= Your objective =
Report each line of the data that includes the word "dropdown".

╭─ Records for the task

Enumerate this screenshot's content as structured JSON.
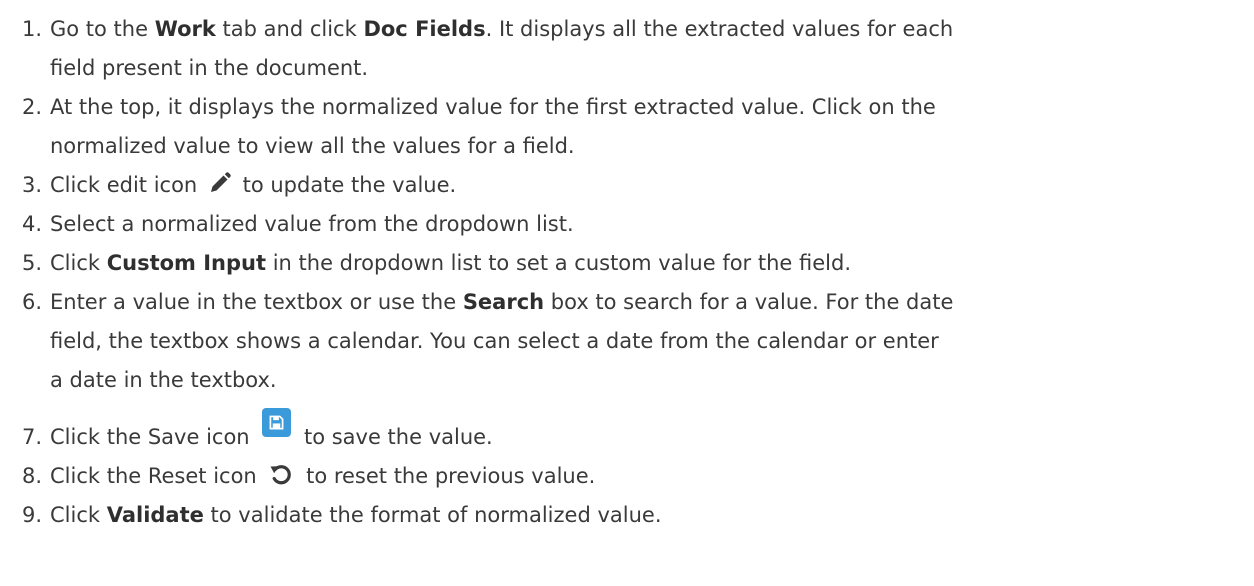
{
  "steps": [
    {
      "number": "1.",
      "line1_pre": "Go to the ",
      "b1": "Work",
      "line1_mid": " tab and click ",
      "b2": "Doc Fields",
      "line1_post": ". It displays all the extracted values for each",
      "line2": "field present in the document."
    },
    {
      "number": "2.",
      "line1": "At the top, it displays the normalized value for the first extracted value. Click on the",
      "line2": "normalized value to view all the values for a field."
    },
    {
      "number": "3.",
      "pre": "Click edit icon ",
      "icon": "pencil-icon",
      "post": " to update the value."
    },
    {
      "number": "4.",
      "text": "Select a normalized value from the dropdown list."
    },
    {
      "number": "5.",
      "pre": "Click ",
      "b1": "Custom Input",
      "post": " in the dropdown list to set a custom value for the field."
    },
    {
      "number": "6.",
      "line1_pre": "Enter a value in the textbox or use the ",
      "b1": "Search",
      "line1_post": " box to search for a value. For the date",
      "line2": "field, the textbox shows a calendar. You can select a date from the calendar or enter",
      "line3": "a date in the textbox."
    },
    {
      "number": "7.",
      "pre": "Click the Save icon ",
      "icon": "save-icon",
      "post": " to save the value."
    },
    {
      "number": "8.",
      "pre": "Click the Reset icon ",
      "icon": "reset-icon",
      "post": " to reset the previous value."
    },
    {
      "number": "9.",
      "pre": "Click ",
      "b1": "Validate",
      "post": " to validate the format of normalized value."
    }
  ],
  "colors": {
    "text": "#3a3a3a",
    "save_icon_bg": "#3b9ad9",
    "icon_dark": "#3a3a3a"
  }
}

╰─
╭─ Records for the task

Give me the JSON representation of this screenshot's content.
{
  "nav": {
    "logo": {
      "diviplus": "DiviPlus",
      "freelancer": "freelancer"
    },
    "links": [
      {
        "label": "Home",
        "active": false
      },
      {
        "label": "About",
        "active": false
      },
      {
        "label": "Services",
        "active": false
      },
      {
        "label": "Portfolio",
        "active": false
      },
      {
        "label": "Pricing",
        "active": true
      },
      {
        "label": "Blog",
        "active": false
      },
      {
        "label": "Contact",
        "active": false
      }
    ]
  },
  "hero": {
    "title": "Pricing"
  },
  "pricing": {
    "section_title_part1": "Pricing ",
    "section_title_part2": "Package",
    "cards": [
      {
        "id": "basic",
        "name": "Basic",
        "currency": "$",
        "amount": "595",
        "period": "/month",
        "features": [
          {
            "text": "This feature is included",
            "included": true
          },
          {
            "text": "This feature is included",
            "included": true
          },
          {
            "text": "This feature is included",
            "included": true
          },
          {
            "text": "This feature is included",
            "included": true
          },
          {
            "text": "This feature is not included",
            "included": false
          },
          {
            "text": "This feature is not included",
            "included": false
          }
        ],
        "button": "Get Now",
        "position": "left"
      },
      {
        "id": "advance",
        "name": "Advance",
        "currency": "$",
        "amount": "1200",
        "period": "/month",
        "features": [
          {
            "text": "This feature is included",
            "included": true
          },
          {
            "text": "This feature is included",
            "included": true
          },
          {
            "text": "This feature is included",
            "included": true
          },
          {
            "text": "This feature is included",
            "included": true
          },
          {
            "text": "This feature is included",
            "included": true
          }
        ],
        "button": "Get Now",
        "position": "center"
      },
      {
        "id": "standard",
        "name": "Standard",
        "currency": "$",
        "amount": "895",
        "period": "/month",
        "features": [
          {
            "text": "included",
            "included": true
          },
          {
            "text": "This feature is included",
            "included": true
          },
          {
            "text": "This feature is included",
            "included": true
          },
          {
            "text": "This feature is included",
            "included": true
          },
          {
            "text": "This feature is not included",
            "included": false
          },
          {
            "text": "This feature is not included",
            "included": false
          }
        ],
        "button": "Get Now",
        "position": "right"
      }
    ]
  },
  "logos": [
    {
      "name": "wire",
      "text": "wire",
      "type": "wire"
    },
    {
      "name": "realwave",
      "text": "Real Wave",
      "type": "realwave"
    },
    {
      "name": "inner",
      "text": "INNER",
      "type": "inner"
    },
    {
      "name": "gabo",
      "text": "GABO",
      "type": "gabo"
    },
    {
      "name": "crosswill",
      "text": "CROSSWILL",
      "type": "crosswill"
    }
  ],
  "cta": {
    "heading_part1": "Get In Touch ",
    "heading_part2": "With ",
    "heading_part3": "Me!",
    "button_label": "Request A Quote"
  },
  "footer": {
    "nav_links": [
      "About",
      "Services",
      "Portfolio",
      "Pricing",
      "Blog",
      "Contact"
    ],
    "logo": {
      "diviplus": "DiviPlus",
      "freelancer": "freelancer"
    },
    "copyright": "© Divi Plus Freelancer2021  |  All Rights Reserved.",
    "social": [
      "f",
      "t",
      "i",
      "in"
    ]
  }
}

╰─

= Solution for this problem =
      "text": "Select a normalized value from the dropdown list."
      "post": " in the dropdown list to set a custom value for the field."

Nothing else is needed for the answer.